__Complete the following__
- 1) Print, word for word, the part of the note on 2006 property sales starting with "During the first" and going on through "statements of operations.".
- 2) In the note on 2006 property sales, on what date was the Mira Mesa office property sold?
- 3) Recast the paragraph of the note on 2006 property sales that opens "During the first quarter of 2006" as a bulleted list that keeps its main facts.

__Given passage__
***
Notes to Consolidated Financial Statements — (Continued)
2006.
During the first quarter of 2006, the Company sold three properties for an aggregate sales price of $46,508,000. Sorrento II, an 88,073 square foot industrial property located in San Diego, California was sold January 6, 2006. Mira Mesa, an 88,295 square foot office property located in San Diego, California was sold January 13, 2006. Countryside, an 92,873 square foot office property located in Palatine, Illinois was sold March 14, 2006. Proceeds of approximately $11,300,000 (net of debt repayments and sales costs) were received as a result of the transactions, of which approximately $6,300,000 was used to assist the funding of acquisitions in tax-deferred exchanges. The Company recorded a gain on sale of $22,349,000 in connection with the transactions, which are reflected as discontinued operations in the consolidated statements of operations.
***
__Recorded data__

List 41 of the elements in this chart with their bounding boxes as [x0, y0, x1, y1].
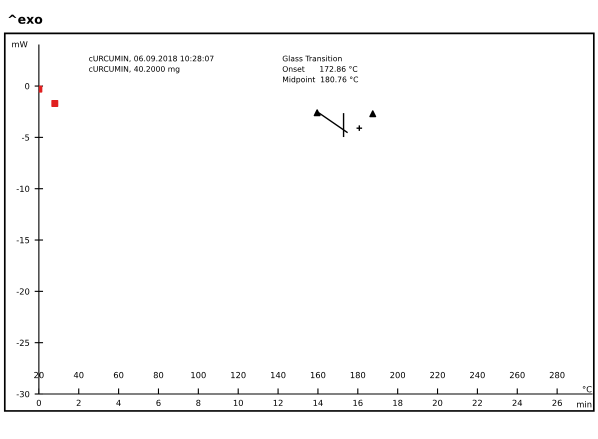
point	[356, 124, 363, 132]
x-tick-label: 280	[550, 372, 565, 378]
y-tick-label: -10	[16, 186, 30, 192]
y-tick-label: -5	[22, 134, 30, 141]
x-tick-label: 120	[231, 372, 246, 378]
y-tick-label: 0	[25, 83, 30, 90]
x-tick-label: 260	[510, 372, 525, 378]
x-tick-label: 200	[390, 372, 406, 378]
x2-tick-label: 26	[552, 400, 562, 406]
x-tick-label: 40	[74, 372, 84, 378]
point	[314, 109, 321, 116]
x-tick-label: 160	[310, 372, 326, 378]
x2-tick-label: 0	[36, 400, 41, 406]
x2-tick-label: 16	[353, 400, 363, 406]
chart-title: ^exo	[8, 14, 42, 24]
x2-axis-title: min	[577, 400, 592, 408]
x2-tick-label: 2	[76, 400, 81, 406]
x-tick-label: 180	[350, 372, 366, 378]
x2-tick-label: 14	[314, 400, 323, 406]
x-tick-label: 60	[114, 372, 124, 378]
x2-tick-label: 6	[156, 400, 161, 406]
x2-tick-label: 18	[393, 400, 402, 406]
x2-tick-label: 20	[432, 400, 442, 406]
y-tick-label: -15	[16, 237, 30, 244]
y-axis-title: mW	[12, 41, 28, 48]
x-tick-label: 80	[154, 372, 164, 378]
x2-tick-label: 12	[274, 400, 283, 406]
x2-tick-label: 10	[234, 400, 243, 406]
y-tick-label: -20	[16, 288, 30, 295]
x2-tick-label: 4	[116, 400, 121, 406]
x-tick-label: 240	[470, 372, 485, 378]
x2-tick-label: 24	[512, 400, 522, 406]
x-axis-title: °C	[582, 386, 592, 392]
x2-tick-label: 8	[196, 400, 200, 406]
x-tick-label: 100	[191, 372, 206, 378]
x-tick-label: 220	[430, 372, 445, 378]
x2-tick-label: 22	[472, 400, 482, 406]
x-tick-label: 140	[271, 372, 286, 378]
point	[369, 110, 376, 118]
y-tick-label: -30	[16, 390, 30, 398]
y-tick-label: -25	[16, 340, 30, 346]
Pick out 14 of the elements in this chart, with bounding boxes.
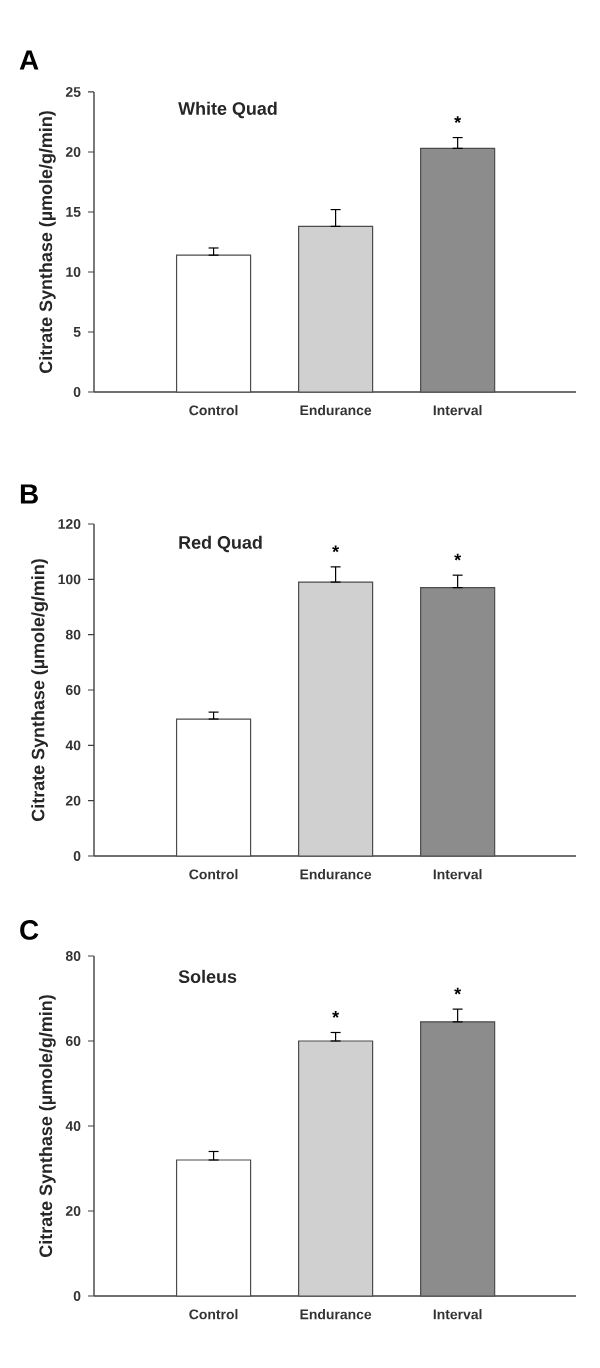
***
__Response list__
- 1)
During the first quarter of 2006, the Company sold three properties for an aggregate sales price of $46,508,000. Sorrento II, an 88,073 square foot industrial property located in San Diego, California was sold January 6, 2006. Mira Mesa, an 88,295 square foot office property located in San Diego, California was sold January 13, 2006. Countryside, an 92,873 square foot office property located in Palatine, Illinois was sold March 14, 2006. Proceeds of approximately $11,300,000 (net of debt repayments and sales costs) were received as a result of the transactions, of which approximately $6,300,000 was used to assist the funding of acquisitions in tax-deferred exchanges. The Company recorded a gain on sale of $22,349,000 in connection with the transactions, which are reflected as discontinued operations in the consolidated statements of operations.

- 2) January 13, 2006.

- 3)
- Three properties sold in the first quarter of 2006 for an aggregate sales price of $46,508,000:
  - Sorrento II: 88,073 square foot industrial property, San Diego, California, sold January 6, 2006
  - Mira Mesa: 88,295 square foot office property, San Diego, California, sold January 13, 2006
  - Countryside: 92,873 square foot office property, Palatine, Illinois, sold March 14, 2006
- Net proceeds: about $11,300,000 after debt repayments and sales costs
- About $6,300,000 of the proceeds helped fund acquisitions in tax-deferred exchanges
- Gain on sale: $22,349,000
- The transactions are reflected as discontinued operations in the consolidated statements of operations